• Short exercise: Write out the entire listing below exactly, with the pictures left out.

• Record set:

## start

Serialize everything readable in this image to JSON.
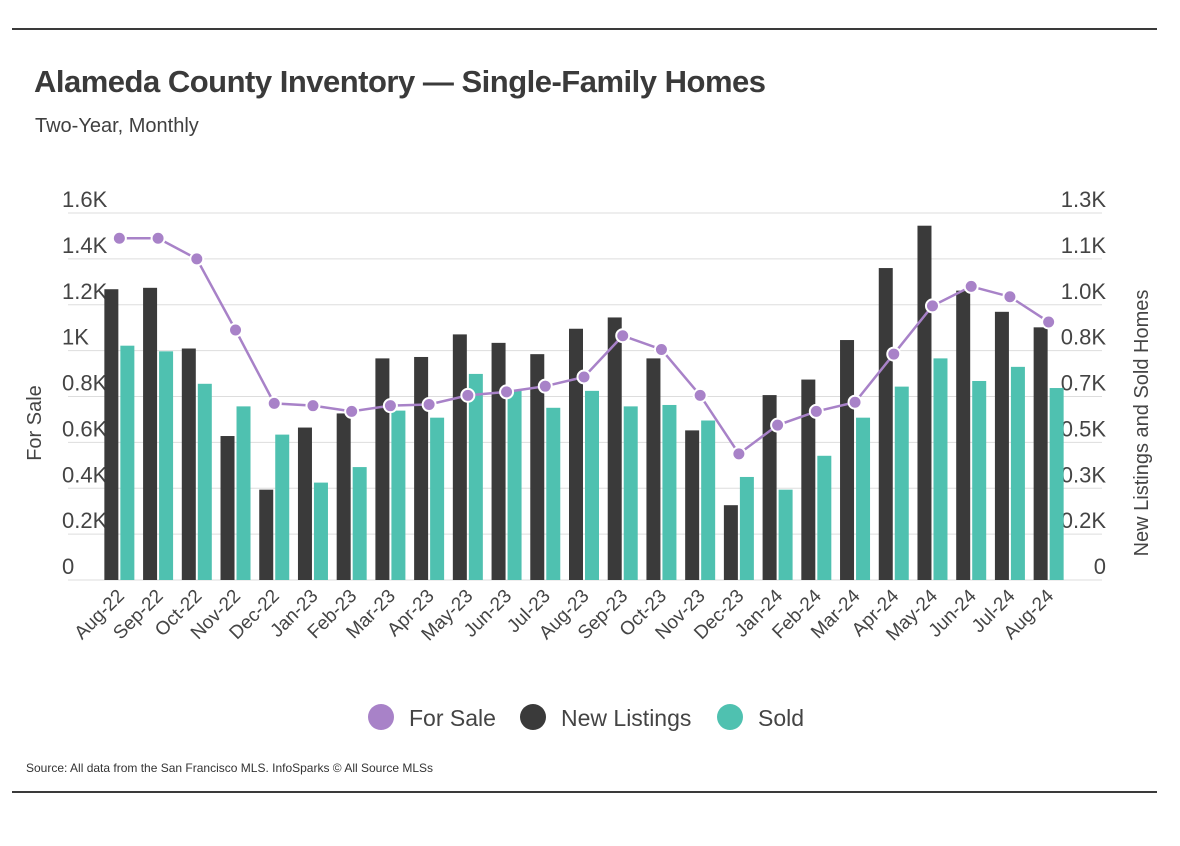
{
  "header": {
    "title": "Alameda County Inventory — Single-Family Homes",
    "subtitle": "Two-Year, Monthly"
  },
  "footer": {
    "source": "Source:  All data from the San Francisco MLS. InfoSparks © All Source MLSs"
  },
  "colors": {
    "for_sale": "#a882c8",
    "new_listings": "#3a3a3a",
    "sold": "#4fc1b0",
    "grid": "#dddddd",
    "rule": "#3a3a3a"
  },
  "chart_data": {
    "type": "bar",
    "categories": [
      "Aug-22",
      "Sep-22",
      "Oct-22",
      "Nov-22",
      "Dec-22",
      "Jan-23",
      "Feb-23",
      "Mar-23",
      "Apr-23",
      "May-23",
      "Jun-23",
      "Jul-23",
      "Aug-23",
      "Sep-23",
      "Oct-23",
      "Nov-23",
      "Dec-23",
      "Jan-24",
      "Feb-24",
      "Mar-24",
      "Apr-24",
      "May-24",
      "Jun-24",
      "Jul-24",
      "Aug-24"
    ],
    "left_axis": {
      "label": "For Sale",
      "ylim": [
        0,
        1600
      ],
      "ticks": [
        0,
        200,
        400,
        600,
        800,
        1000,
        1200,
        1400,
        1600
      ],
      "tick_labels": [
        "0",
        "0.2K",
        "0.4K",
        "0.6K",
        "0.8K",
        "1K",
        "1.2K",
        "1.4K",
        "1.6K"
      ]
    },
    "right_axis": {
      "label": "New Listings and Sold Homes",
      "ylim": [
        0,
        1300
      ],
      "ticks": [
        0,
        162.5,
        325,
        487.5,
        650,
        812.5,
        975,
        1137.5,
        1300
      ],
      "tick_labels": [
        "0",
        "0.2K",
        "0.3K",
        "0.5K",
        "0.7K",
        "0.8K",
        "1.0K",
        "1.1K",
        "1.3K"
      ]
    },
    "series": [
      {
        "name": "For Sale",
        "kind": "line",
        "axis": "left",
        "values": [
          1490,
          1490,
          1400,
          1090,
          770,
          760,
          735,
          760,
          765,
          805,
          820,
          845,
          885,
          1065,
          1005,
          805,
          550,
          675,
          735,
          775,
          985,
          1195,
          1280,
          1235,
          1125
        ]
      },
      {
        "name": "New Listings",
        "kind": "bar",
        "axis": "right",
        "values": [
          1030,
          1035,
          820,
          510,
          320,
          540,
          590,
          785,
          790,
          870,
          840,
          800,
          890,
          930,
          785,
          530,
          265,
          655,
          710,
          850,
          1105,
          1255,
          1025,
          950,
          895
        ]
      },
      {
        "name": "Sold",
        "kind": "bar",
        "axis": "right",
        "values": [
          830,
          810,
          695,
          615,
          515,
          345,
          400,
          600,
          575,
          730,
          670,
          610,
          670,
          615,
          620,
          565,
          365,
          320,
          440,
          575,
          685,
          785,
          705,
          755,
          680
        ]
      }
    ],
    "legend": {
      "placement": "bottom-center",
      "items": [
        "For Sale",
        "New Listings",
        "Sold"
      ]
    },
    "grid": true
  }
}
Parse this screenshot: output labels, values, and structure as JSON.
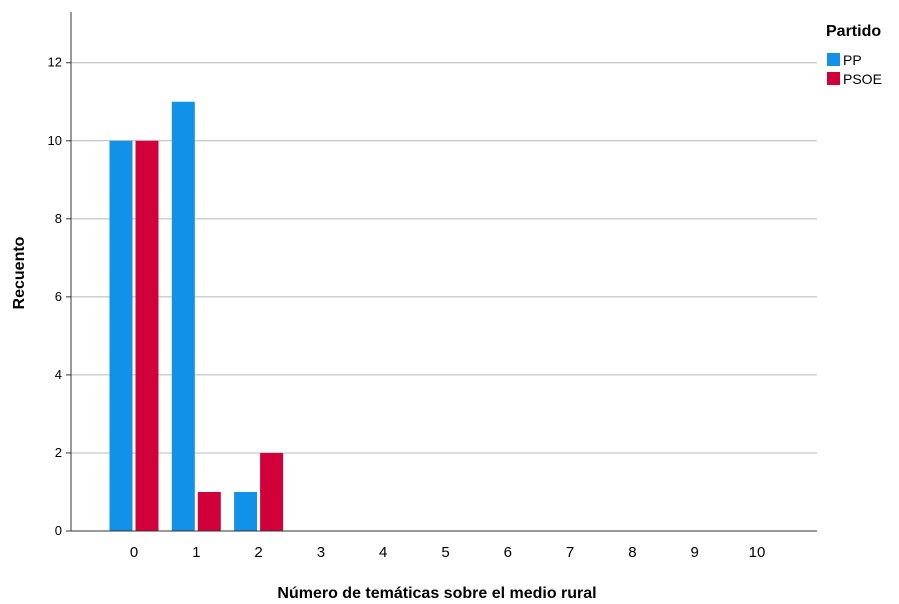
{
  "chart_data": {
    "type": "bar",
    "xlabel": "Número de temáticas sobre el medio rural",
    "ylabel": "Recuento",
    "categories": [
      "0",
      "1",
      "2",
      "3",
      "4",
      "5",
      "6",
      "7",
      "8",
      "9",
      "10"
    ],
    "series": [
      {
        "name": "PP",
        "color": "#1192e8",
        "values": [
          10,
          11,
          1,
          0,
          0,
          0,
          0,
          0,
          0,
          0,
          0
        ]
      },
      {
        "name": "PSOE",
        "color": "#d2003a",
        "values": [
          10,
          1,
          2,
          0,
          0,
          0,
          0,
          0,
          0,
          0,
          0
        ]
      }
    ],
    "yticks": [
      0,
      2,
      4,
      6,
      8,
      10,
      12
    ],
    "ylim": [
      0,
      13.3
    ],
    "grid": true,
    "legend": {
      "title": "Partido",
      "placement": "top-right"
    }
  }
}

## end

• Full answer:
Serialize everything readable in this image to JSON.
{
  "header": {
    "title": "Alameda County Inventory — Single-Family Homes",
    "subtitle": "Two-Year, Monthly"
  },
  "footer": {
    "source": "Source:  All data from the San Francisco MLS. InfoSparks © All Source MLSs"
  },
  "colors": {
    "for_sale": "#a882c8",
    "new_listings": "#3a3a3a",
    "sold": "#4fc1b0",
    "grid": "#dddddd",
    "rule": "#3a3a3a"
  },
  "chart_data": {
    "type": "bar",
    "categories": [
      "Aug-22",
      "Sep-22",
      "Oct-22",
      "Nov-22",
      "Dec-22",
      "Jan-23",
      "Feb-23",
      "Mar-23",
      "Apr-23",
      "May-23",
      "Jun-23",
      "Jul-23",
      "Aug-23",
      "Sep-23",
      "Oct-23",
      "Nov-23",
      "Dec-23",
      "Jan-24",
      "Feb-24",
      "Mar-24",
      "Apr-24",
      "May-24",
      "Jun-24",
      "Jul-24",
      "Aug-24"
    ],
    "left_axis": {
      "label": "For Sale",
      "ylim": [
        0,
        1600
      ],
      "ticks": [
        0,
        200,
        400,
        600,
        800,
        1000,
        1200,
        1400,
        1600
      ],
      "tick_labels": [
        "0",
        "0.2K",
        "0.4K",
        "0.6K",
        "0.8K",
        "1K",
        "1.2K",
        "1.4K",
        "1.6K"
      ]
    },
    "right_axis": {
      "label": "New Listings and Sold Homes",
      "ylim": [
        0,
        1300
      ],
      "ticks": [
        0,
        162.5,
        325,
        487.5,
        650,
        812.5,
        975,
        1137.5,
        1300
      ],
      "tick_labels": [
        "0",
        "0.2K",
        "0.3K",
        "0.5K",
        "0.7K",
        "0.8K",
        "1.0K",
        "1.1K",
        "1.3K"
      ]
    },
    "series": [
      {
        "name": "For Sale",
        "kind": "line",
        "axis": "left",
        "values": [
          1490,
          1490,
          1400,
          1090,
          770,
          760,
          735,
          760,
          765,
          805,
          820,
          845,
          885,
          1065,
          1005,
          805,
          550,
          675,
          735,
          775,
          985,
          1195,
          1280,
          1235,
          1125
        ]
      },
      {
        "name": "New Listings",
        "kind": "bar",
        "axis": "right",
        "values": [
          1030,
          1035,
          820,
          510,
          320,
          540,
          590,
          785,
          790,
          870,
          840,
          800,
          890,
          930,
          785,
          530,
          265,
          655,
          710,
          850,
          1105,
          1255,
          1025,
          950,
          895
        ]
      },
      {
        "name": "Sold",
        "kind": "bar",
        "axis": "right",
        "values": [
          830,
          810,
          695,
          615,
          515,
          345,
          400,
          600,
          575,
          730,
          670,
          610,
          670,
          615,
          620,
          565,
          365,
          320,
          440,
          575,
          685,
          785,
          705,
          755,
          680
        ]
      }
    ],
    "legend": {
      "placement": "bottom-center",
      "items": [
        "For Sale",
        "New Listings",
        "Sold"
      ]
    },
    "grid": true
  }
}
Parse this screenshot: output labels, values, and structure as JSON.
{
  "chart_data": {
    "type": "bar",
    "xlabel": "Número de temáticas sobre el medio rural",
    "ylabel": "Recuento",
    "categories": [
      "0",
      "1",
      "2",
      "3",
      "4",
      "5",
      "6",
      "7",
      "8",
      "9",
      "10"
    ],
    "series": [
      {
        "name": "PP",
        "color": "#1192e8",
        "values": [
          10,
          11,
          1,
          0,
          0,
          0,
          0,
          0,
          0,
          0,
          0
        ]
      },
      {
        "name": "PSOE",
        "color": "#d2003a",
        "values": [
          10,
          1,
          2,
          0,
          0,
          0,
          0,
          0,
          0,
          0,
          0
        ]
      }
    ],
    "yticks": [
      0,
      2,
      4,
      6,
      8,
      10,
      12
    ],
    "ylim": [
      0,
      13.3
    ],
    "grid": true,
    "legend": {
      "title": "Partido",
      "placement": "top-right"
    }
  }
}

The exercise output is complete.